#### Work to be completed:
Find the string "title" and gather every line that holds it.

#### Data for processing:
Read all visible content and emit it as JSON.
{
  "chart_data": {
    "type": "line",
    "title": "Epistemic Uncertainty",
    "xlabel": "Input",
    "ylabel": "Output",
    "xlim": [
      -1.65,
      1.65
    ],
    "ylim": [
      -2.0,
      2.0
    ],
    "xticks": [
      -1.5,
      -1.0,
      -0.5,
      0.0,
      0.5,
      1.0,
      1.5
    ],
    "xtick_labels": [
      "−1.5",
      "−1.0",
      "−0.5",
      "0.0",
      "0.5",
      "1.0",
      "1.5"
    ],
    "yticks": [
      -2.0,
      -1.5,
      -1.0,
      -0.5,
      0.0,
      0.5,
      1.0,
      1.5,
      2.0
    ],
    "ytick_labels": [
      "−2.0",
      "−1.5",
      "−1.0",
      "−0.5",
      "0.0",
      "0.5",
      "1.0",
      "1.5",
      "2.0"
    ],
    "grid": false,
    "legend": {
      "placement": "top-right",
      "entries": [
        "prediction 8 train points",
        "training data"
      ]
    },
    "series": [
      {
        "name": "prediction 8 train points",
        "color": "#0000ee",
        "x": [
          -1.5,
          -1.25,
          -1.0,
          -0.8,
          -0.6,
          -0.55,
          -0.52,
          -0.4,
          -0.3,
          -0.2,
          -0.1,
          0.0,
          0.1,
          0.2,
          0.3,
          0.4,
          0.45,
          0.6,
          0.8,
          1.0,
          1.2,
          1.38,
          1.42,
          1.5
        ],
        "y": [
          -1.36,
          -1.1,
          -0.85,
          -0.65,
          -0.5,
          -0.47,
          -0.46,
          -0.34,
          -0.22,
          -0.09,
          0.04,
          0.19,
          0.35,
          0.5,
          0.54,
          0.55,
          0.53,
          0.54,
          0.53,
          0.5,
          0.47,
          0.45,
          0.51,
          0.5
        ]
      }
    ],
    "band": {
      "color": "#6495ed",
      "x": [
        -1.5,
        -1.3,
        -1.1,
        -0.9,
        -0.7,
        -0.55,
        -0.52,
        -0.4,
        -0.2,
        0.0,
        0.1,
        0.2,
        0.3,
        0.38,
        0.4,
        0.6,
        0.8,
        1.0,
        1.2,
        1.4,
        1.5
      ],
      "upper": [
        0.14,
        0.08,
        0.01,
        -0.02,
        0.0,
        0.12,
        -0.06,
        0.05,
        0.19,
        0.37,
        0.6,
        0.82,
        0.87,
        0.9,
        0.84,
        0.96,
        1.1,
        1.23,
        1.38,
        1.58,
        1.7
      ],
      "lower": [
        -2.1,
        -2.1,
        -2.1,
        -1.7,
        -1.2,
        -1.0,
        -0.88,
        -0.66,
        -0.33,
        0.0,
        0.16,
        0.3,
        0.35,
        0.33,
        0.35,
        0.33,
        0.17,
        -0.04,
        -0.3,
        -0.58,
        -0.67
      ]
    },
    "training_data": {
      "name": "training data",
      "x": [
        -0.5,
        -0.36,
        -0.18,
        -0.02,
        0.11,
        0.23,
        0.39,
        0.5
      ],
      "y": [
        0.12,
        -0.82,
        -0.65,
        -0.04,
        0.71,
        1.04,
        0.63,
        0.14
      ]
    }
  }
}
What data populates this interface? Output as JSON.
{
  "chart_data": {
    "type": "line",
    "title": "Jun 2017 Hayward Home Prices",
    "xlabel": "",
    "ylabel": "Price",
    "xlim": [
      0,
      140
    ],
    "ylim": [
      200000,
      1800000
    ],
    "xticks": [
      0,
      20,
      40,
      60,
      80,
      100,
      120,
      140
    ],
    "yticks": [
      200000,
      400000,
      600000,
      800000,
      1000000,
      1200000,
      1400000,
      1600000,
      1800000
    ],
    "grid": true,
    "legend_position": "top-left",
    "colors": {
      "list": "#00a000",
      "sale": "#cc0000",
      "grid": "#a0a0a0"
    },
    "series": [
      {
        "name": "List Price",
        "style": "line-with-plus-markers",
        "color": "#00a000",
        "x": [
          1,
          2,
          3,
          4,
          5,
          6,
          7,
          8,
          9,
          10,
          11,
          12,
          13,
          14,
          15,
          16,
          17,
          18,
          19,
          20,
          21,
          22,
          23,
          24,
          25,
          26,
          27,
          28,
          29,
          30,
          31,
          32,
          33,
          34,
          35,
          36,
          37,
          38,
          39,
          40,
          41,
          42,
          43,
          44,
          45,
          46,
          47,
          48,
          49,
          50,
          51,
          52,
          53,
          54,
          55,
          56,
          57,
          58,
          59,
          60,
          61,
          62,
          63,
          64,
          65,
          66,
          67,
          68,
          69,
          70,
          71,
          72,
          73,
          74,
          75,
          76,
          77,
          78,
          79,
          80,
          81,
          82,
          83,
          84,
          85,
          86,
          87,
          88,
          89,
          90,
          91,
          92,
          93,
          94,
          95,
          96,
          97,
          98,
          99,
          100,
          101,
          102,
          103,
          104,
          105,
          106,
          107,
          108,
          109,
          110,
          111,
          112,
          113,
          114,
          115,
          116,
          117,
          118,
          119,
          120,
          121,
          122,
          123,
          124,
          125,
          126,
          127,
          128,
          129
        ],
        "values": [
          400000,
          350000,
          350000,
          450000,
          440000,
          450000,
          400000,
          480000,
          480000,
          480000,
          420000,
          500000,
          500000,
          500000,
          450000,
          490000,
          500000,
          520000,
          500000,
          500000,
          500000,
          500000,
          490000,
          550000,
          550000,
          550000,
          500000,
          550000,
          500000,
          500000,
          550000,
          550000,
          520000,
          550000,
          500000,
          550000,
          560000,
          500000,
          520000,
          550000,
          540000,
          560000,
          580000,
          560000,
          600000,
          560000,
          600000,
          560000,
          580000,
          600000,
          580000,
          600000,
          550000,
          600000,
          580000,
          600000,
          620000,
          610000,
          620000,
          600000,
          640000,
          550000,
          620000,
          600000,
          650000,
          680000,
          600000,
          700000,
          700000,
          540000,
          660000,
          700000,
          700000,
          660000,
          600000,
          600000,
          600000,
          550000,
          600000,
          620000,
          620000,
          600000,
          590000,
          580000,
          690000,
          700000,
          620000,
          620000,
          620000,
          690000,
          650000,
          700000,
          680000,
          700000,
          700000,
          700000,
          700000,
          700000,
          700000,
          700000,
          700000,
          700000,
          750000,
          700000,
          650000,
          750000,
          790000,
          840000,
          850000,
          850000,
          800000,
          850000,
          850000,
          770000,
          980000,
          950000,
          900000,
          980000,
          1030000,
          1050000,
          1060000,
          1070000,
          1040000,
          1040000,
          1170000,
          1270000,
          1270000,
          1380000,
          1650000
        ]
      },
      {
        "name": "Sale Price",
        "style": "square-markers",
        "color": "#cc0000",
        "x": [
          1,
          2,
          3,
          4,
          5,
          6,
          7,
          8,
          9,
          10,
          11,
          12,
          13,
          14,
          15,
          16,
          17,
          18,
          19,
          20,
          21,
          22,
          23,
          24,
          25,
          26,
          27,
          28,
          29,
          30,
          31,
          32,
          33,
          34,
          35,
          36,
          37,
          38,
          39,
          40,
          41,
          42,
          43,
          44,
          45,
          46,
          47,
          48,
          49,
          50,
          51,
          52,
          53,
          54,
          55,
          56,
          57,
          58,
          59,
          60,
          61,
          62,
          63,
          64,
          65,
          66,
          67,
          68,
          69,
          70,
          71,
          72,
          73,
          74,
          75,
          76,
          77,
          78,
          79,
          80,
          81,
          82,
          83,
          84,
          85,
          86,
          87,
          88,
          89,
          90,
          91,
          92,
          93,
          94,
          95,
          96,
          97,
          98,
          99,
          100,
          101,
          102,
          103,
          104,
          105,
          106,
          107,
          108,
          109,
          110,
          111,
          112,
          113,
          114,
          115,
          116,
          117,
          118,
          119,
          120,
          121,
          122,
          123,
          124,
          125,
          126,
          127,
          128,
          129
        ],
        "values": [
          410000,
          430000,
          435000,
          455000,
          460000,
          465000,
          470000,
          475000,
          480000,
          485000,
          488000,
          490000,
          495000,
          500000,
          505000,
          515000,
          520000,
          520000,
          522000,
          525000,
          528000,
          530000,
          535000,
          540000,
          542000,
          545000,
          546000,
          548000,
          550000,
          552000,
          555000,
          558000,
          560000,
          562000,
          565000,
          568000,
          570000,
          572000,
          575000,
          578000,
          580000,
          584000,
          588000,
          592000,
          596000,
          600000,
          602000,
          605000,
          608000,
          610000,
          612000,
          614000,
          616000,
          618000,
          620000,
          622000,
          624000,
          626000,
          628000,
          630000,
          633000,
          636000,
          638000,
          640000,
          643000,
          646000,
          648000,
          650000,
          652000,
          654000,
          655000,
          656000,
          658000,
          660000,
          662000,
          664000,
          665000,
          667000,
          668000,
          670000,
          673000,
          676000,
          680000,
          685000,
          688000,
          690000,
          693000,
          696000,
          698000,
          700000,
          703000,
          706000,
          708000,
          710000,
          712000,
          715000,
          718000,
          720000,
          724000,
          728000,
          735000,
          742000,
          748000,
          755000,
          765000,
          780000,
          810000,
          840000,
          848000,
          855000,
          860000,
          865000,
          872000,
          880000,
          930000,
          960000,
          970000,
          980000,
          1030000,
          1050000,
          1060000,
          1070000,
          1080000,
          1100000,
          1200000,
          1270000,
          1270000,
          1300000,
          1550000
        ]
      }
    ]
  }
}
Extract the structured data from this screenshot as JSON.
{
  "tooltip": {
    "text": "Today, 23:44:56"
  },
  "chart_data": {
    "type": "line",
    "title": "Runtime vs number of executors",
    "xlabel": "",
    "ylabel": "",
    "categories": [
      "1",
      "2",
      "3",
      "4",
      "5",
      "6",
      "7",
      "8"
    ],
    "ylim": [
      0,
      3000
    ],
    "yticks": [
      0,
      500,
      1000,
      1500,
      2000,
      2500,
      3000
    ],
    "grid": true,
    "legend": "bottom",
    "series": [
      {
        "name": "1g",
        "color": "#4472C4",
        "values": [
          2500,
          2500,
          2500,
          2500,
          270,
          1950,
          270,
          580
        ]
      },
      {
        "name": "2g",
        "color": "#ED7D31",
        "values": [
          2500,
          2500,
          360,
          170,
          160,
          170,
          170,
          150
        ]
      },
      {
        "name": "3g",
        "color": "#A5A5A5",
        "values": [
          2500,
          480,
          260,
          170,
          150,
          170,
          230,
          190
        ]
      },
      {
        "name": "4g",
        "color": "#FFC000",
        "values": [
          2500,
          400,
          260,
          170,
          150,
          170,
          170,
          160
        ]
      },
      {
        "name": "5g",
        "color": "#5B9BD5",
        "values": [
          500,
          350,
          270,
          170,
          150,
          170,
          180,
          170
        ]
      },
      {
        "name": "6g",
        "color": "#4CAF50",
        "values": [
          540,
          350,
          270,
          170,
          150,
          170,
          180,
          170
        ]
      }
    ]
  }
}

#### Exercise output:
    "title": "Epistemic Uncertainty",
    "title": "Jun 2017 Hayward Home Prices",
    "title": "Runtime vs number of executors",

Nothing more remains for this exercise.